◆ **Written task**: Images are not part of the copy; write out the rest of the data exactly as given.

◆ **Given entries**:
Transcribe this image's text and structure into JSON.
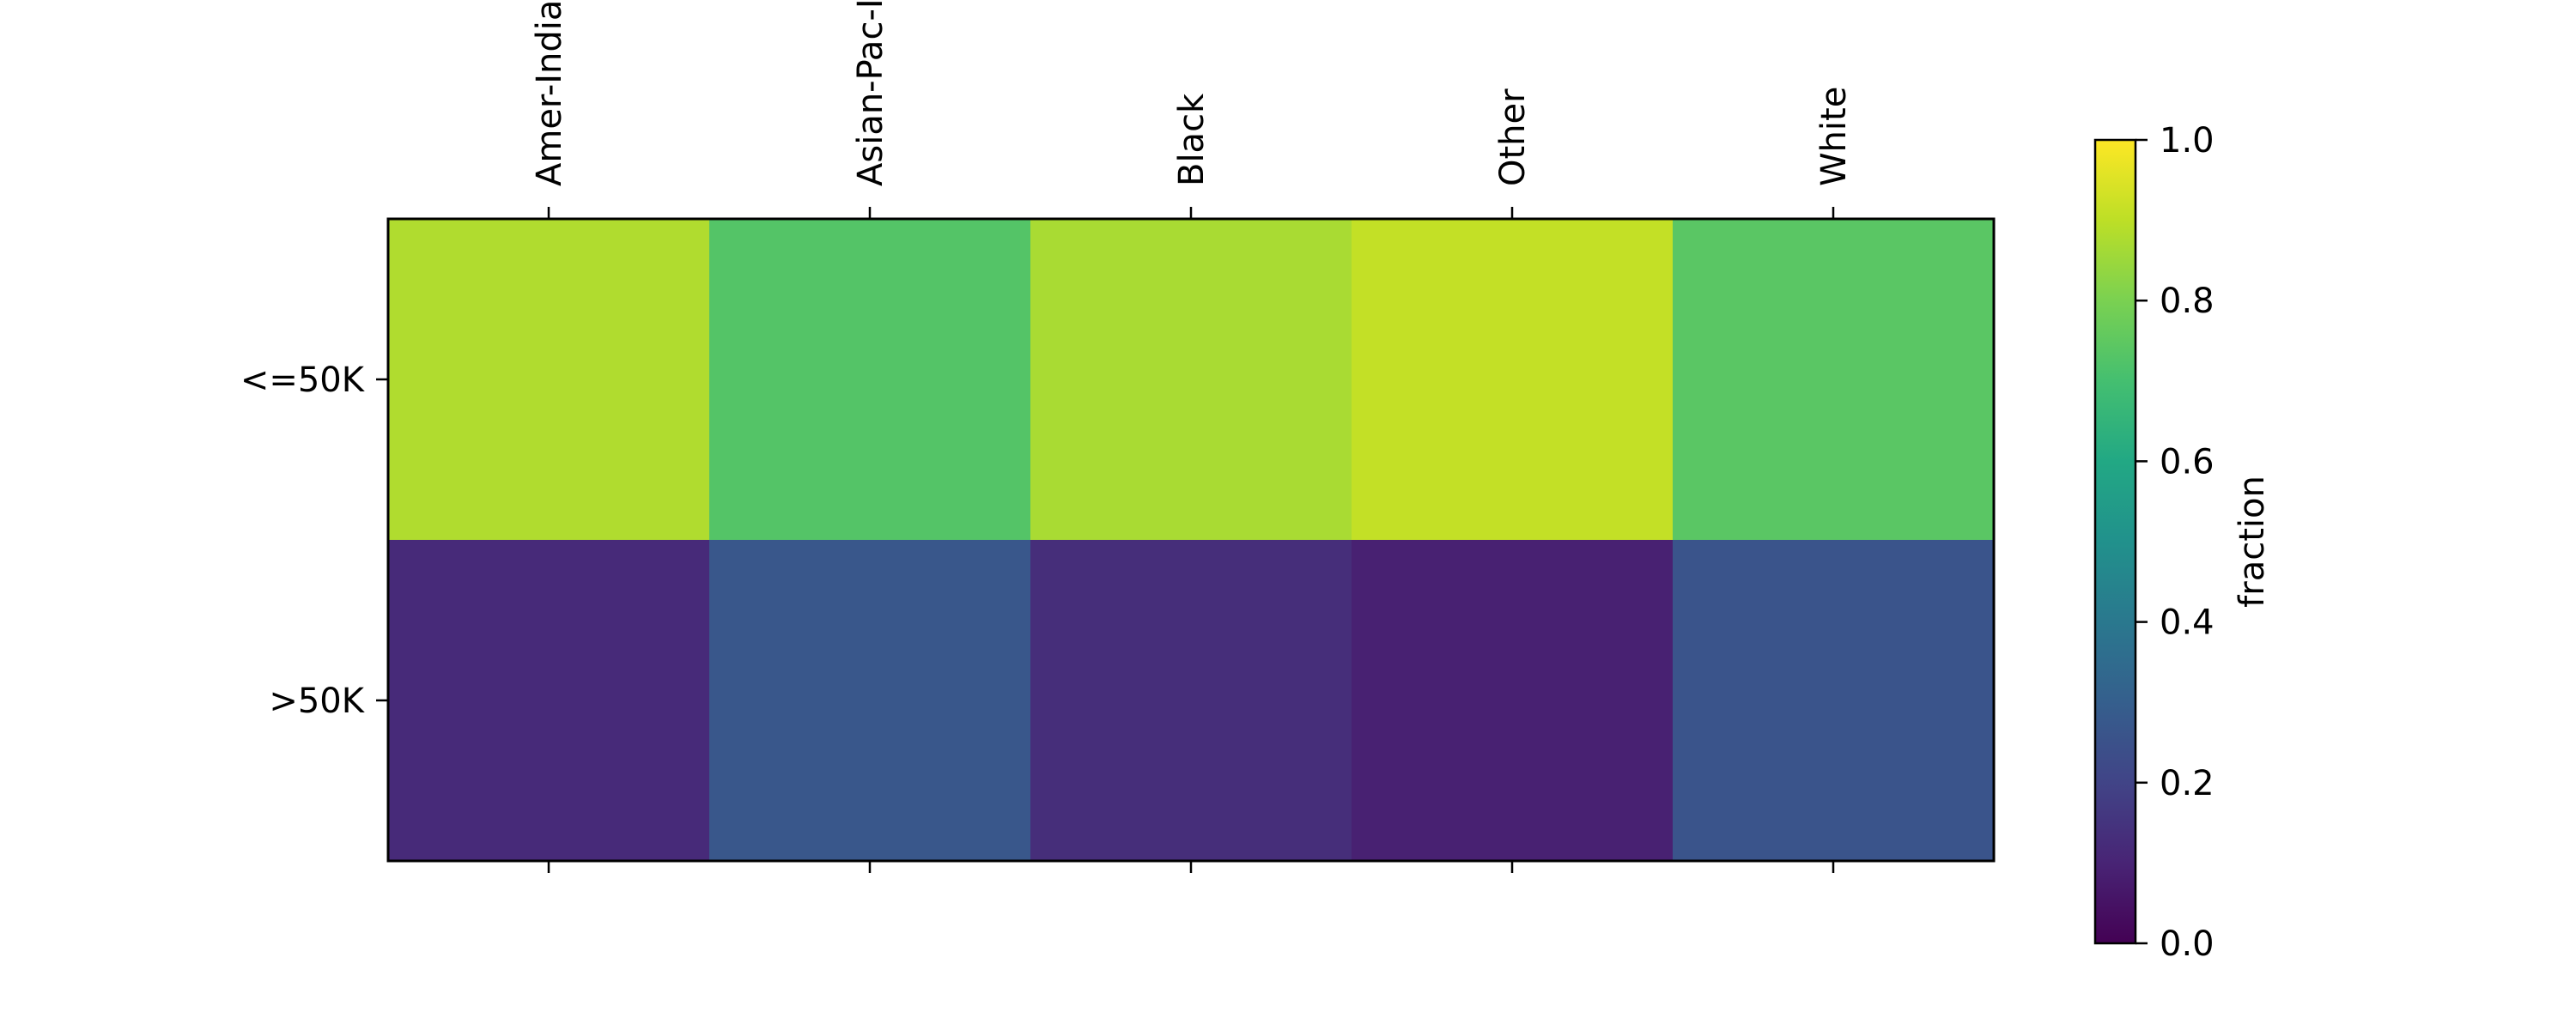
{
  "chart_data": {
    "type": "heatmap",
    "columns": [
      "Amer-Indian-Eskimo",
      "Asian-Pac-Islander",
      "Black",
      "Other",
      "White"
    ],
    "rows": [
      "<=50K",
      ">50K"
    ],
    "values": [
      [
        0.88,
        0.73,
        0.87,
        0.91,
        0.74
      ],
      [
        0.12,
        0.27,
        0.13,
        0.09,
        0.26
      ]
    ],
    "colorbar": {
      "label": "fraction",
      "range": [
        0.0,
        1.0
      ],
      "ticks": [
        "0.0",
        "0.2",
        "0.4",
        "0.6",
        "0.8",
        "1.0"
      ],
      "colormap": "viridis"
    },
    "x_tick_position": "top",
    "title": ""
  }
}
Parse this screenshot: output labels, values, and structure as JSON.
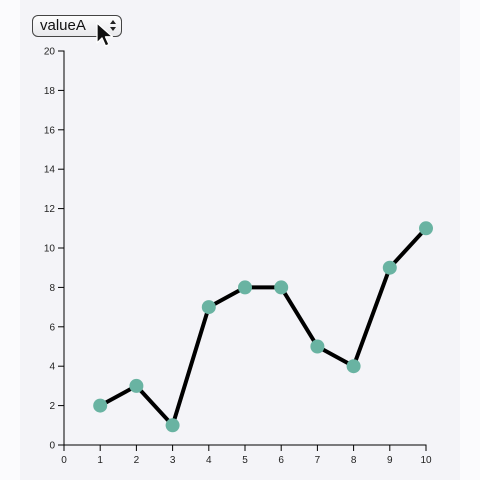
{
  "dropdown": {
    "selected": "valueA"
  },
  "chart_data": {
    "type": "line",
    "x": [
      1,
      2,
      3,
      4,
      5,
      6,
      7,
      8,
      9,
      10
    ],
    "series": [
      {
        "values": [
          2,
          3,
          1,
          7,
          8,
          8,
          5,
          4,
          9,
          11
        ]
      }
    ],
    "xlim": [
      0,
      10
    ],
    "ylim": [
      0,
      20
    ],
    "x_ticks": [
      "0",
      "1",
      "2",
      "3",
      "4",
      "5",
      "6",
      "7",
      "8",
      "9",
      "10"
    ],
    "y_ticks": [
      "0",
      "2",
      "4",
      "6",
      "8",
      "10",
      "12",
      "14",
      "16",
      "18",
      "20"
    ],
    "grid": false,
    "line_color": "#000000",
    "marker_color": "#69b3a2"
  }
}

◆ **Correct result**:
Transcribe this image's text and structure into JSON.
{
  "chart_data": {
    "type": "heatmap",
    "columns": [
      "Amer-Indian-Eskimo",
      "Asian-Pac-Islander",
      "Black",
      "Other",
      "White"
    ],
    "rows": [
      "<=50K",
      ">50K"
    ],
    "values": [
      [
        0.88,
        0.73,
        0.87,
        0.91,
        0.74
      ],
      [
        0.12,
        0.27,
        0.13,
        0.09,
        0.26
      ]
    ],
    "colorbar": {
      "label": "fraction",
      "range": [
        0.0,
        1.0
      ],
      "ticks": [
        "0.0",
        "0.2",
        "0.4",
        "0.6",
        "0.8",
        "1.0"
      ],
      "colormap": "viridis"
    },
    "x_tick_position": "top",
    "title": ""
  }
}
Parse this screenshot: output labels, values, and structure as JSON.
{
  "dropdown": {
    "selected": "valueA"
  },
  "chart_data": {
    "type": "line",
    "x": [
      1,
      2,
      3,
      4,
      5,
      6,
      7,
      8,
      9,
      10
    ],
    "series": [
      {
        "values": [
          2,
          3,
          1,
          7,
          8,
          8,
          5,
          4,
          9,
          11
        ]
      }
    ],
    "xlim": [
      0,
      10
    ],
    "ylim": [
      0,
      20
    ],
    "x_ticks": [
      "0",
      "1",
      "2",
      "3",
      "4",
      "5",
      "6",
      "7",
      "8",
      "9",
      "10"
    ],
    "y_ticks": [
      "0",
      "2",
      "4",
      "6",
      "8",
      "10",
      "12",
      "14",
      "16",
      "18",
      "20"
    ],
    "grid": false,
    "line_color": "#000000",
    "marker_color": "#69b3a2"
  }
}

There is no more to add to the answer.